Items from a data source:

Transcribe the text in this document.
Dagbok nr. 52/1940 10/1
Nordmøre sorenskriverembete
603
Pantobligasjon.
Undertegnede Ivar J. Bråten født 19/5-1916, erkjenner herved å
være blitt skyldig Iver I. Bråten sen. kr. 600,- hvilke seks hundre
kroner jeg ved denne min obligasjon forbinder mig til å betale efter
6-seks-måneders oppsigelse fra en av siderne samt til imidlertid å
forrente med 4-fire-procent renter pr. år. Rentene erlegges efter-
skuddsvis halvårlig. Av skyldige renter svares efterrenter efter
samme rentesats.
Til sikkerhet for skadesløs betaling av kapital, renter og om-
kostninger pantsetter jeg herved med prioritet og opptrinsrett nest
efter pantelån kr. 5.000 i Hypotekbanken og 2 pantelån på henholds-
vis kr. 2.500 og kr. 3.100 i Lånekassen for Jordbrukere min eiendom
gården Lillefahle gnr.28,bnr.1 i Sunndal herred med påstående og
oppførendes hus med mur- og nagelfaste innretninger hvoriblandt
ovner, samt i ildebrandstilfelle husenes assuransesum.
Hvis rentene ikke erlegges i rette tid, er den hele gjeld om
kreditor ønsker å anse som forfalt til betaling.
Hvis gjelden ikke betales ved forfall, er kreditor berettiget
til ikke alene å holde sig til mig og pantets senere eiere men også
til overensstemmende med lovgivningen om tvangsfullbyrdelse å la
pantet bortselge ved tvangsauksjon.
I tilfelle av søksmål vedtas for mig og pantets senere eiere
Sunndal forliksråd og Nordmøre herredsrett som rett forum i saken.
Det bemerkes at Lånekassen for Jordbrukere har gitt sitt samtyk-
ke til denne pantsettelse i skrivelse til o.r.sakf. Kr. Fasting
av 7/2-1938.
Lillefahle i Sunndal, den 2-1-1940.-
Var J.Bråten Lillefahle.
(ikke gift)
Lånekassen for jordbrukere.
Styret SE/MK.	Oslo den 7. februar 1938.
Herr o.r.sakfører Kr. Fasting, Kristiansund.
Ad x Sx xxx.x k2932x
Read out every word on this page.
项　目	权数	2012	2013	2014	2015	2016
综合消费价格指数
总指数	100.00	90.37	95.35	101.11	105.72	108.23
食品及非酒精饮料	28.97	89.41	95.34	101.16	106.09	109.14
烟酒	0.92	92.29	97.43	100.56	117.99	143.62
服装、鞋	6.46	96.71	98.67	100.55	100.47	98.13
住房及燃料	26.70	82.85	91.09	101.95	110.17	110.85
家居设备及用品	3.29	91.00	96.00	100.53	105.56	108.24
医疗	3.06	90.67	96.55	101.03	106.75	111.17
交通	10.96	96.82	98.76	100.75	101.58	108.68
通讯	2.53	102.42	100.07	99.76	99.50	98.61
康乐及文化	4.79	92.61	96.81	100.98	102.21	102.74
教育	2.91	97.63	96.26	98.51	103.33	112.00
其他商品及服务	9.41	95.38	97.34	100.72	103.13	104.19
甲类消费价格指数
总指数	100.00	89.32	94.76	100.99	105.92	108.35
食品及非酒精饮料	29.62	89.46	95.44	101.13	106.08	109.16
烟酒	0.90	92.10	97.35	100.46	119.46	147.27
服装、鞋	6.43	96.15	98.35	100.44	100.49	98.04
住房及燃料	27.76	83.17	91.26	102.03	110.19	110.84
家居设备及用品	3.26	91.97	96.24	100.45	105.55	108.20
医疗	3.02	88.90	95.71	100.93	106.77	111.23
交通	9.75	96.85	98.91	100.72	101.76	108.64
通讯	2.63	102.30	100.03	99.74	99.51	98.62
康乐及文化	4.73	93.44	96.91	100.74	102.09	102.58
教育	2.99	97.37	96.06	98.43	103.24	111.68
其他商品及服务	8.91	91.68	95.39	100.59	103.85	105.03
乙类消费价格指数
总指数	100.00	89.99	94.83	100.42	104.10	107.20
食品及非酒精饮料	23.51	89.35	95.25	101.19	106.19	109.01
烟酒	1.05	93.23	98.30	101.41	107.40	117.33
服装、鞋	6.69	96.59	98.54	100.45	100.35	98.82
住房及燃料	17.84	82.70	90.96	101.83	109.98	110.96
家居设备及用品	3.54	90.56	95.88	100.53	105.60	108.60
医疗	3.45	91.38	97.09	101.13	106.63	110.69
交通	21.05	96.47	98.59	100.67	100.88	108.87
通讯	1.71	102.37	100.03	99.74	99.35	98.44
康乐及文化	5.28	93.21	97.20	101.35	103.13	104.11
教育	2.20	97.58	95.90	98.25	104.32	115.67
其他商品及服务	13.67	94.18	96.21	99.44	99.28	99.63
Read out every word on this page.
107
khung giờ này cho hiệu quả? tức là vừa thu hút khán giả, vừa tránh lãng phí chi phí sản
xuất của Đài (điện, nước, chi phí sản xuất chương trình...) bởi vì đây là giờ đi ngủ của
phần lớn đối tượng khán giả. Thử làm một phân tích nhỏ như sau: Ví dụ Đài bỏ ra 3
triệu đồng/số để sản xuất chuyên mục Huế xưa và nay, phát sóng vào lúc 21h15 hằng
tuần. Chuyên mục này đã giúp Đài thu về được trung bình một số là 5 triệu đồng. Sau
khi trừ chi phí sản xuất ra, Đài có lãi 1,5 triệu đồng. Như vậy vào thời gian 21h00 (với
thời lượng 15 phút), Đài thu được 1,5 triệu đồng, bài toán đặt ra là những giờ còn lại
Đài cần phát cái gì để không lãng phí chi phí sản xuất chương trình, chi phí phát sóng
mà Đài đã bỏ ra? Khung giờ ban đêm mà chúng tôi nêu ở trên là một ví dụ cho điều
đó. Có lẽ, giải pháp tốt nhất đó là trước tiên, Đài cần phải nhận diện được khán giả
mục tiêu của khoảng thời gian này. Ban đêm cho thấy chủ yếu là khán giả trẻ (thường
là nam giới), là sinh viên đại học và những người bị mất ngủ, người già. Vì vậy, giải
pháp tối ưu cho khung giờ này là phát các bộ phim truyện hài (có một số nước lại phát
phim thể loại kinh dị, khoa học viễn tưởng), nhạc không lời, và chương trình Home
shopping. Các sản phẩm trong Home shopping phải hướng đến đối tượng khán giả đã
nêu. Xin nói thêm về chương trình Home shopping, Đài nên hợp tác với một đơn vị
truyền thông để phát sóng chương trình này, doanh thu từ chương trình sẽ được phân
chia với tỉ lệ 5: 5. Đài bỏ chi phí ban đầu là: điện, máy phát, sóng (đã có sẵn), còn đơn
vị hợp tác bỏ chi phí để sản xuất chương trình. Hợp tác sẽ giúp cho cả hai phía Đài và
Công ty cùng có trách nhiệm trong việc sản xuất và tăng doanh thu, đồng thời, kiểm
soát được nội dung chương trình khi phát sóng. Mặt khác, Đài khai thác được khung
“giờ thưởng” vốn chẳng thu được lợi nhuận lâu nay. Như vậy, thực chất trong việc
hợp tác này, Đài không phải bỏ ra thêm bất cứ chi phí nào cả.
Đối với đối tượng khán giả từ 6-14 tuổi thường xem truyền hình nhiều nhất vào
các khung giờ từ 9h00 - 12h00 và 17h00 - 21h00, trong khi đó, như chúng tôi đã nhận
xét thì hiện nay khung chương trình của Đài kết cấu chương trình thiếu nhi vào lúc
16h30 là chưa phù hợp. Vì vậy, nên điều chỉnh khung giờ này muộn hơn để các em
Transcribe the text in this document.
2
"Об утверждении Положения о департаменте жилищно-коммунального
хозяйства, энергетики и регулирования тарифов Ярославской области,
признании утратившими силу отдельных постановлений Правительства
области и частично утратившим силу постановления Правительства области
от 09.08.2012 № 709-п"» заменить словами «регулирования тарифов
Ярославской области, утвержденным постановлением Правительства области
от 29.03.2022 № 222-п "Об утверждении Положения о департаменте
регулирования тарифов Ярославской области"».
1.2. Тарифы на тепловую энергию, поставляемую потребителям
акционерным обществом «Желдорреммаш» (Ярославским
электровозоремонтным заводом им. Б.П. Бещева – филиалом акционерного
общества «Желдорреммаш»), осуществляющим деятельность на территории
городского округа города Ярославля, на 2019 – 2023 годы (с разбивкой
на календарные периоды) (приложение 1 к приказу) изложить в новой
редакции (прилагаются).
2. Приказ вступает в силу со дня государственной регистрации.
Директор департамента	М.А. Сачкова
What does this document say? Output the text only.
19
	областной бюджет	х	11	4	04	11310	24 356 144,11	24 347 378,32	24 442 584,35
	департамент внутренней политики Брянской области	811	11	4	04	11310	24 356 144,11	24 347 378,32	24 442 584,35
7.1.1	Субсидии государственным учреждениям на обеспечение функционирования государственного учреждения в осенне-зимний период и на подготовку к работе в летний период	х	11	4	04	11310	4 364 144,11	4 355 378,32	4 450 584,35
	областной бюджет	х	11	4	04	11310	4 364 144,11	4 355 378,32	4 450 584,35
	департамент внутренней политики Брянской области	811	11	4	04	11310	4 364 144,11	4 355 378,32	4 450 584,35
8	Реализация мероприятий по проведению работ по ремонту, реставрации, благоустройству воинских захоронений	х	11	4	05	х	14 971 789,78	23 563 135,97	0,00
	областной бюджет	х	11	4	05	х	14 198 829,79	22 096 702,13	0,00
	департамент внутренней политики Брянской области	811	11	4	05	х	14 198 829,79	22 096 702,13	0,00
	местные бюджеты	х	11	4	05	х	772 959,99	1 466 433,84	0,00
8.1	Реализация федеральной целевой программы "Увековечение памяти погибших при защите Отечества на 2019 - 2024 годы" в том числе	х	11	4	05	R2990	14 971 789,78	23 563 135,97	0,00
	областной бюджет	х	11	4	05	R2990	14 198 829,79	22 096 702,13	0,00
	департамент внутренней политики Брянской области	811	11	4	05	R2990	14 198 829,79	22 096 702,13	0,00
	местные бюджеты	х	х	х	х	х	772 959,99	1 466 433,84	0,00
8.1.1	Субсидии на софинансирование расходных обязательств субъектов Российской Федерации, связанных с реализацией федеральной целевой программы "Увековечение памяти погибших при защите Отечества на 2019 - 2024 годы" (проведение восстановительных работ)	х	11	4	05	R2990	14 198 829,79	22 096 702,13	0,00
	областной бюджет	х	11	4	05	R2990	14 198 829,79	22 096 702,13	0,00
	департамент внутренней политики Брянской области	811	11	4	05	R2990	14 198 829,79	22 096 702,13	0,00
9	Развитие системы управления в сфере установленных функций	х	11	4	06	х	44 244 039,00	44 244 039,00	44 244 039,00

PROBLEM DETAILS: Gather all lines of the records that include the word "kreditor".

PROBLEM SOLUTION:
kreditor ønsker å anse som forfalt til betaling.
Hvis gjelden ikke betales ved forfall, er kreditor berettiget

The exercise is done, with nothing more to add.